>> BEGIN GIVEN RECORDS
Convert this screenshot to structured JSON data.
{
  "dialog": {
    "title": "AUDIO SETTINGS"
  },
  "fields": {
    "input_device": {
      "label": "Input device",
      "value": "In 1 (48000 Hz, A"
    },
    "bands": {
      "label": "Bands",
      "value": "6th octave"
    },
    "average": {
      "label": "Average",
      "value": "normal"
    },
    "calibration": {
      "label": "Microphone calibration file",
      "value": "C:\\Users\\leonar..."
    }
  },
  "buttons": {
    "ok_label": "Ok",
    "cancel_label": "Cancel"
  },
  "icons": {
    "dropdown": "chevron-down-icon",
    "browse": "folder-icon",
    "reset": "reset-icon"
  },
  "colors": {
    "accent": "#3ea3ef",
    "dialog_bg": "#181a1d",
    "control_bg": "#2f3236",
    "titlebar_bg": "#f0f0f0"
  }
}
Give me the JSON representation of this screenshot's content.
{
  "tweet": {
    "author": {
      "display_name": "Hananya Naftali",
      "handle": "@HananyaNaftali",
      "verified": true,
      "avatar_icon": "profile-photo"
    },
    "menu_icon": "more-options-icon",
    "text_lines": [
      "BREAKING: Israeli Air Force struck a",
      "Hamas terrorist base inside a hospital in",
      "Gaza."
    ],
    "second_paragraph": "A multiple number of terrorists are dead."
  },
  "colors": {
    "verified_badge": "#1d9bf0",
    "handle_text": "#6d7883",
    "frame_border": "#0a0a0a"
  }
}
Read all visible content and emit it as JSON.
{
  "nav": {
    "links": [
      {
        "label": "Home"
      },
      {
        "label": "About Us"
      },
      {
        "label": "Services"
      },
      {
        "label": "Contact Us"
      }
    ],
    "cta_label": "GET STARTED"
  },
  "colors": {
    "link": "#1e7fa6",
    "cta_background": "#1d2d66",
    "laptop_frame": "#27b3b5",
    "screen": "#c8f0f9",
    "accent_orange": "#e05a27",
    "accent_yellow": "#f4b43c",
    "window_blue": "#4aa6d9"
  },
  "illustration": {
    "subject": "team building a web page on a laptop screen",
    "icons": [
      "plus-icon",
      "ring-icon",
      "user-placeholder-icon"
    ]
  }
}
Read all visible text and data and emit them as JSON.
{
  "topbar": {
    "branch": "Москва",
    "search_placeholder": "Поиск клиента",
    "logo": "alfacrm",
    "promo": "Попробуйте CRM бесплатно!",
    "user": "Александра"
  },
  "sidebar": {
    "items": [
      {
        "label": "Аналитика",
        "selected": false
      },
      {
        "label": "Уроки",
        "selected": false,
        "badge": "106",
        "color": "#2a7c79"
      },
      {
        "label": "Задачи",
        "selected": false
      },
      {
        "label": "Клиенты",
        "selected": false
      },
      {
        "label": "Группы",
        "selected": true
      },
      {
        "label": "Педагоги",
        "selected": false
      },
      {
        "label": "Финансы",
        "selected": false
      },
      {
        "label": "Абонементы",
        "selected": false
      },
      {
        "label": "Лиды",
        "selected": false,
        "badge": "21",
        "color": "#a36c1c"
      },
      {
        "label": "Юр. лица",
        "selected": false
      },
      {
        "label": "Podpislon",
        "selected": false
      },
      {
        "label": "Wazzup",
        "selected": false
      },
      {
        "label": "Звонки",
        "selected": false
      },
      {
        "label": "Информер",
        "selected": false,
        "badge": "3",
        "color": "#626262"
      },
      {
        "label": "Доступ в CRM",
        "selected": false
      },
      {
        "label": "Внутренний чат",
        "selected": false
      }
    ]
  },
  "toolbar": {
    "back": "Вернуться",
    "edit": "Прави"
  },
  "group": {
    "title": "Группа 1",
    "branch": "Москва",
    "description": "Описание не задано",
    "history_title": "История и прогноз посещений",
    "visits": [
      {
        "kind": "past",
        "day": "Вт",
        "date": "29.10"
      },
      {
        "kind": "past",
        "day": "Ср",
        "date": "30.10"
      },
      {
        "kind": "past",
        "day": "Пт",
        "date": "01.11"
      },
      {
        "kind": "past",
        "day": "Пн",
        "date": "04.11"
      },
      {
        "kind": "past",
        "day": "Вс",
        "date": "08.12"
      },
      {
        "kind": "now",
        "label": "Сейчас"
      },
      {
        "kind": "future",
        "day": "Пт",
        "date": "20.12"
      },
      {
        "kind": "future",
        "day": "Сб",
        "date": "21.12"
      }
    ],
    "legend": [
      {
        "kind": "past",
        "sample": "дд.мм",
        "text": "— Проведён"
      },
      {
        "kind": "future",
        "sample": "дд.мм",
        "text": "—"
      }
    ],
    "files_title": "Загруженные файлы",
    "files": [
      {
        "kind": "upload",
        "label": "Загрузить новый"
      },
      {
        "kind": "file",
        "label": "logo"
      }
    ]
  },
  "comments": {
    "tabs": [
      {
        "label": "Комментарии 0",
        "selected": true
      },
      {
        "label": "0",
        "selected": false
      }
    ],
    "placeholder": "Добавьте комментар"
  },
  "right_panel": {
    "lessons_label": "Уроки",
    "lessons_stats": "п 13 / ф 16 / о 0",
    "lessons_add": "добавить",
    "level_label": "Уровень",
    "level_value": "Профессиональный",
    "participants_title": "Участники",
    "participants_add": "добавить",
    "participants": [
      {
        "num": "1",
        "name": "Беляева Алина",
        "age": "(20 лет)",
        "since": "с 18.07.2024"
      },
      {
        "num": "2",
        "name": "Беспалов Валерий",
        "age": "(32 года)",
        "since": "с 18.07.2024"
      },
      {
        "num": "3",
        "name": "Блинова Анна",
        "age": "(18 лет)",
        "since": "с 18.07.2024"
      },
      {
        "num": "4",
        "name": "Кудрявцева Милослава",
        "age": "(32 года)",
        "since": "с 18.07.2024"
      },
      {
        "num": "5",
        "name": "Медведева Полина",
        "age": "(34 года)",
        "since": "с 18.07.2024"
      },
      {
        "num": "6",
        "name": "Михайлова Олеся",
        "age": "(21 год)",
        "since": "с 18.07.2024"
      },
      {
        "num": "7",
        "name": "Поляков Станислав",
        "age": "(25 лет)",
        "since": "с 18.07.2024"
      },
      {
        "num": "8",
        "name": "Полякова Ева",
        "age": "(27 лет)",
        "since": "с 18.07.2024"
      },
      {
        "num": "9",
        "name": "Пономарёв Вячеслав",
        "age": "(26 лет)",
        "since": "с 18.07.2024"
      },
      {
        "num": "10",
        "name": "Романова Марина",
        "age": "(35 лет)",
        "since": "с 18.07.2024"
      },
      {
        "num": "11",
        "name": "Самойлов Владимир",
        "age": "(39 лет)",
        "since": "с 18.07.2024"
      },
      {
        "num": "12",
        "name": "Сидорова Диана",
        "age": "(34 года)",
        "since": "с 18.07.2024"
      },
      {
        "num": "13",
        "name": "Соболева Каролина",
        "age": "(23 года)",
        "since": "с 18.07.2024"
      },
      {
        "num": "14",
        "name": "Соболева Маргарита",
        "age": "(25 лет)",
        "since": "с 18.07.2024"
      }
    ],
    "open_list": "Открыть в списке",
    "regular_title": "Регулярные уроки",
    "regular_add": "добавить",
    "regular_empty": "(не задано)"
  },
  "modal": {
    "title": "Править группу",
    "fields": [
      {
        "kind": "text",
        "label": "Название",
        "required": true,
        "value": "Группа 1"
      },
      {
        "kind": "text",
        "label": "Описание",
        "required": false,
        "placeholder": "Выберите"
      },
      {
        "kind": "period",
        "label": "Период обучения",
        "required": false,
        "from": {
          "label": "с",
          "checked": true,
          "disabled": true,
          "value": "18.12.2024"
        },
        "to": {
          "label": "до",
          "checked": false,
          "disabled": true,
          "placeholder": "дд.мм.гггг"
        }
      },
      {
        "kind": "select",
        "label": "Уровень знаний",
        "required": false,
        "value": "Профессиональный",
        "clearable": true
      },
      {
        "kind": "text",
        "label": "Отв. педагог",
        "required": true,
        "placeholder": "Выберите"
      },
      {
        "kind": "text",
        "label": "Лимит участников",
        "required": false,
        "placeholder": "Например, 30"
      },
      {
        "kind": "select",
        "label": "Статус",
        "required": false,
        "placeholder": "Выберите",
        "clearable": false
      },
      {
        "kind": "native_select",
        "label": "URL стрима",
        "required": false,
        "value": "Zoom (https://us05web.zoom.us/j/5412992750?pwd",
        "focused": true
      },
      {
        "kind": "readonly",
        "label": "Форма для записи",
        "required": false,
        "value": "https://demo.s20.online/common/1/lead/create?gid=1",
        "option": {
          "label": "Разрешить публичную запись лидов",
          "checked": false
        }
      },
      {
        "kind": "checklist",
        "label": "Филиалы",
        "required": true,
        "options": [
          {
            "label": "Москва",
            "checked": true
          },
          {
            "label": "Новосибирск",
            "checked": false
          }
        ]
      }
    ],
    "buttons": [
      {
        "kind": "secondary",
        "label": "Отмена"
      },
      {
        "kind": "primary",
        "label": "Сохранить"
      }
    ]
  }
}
>> END GIVEN RECORDS
= EXERCISE BRIEF =
Give only the number of lines in the entries that contain "date".

= FINAL RESULT =
7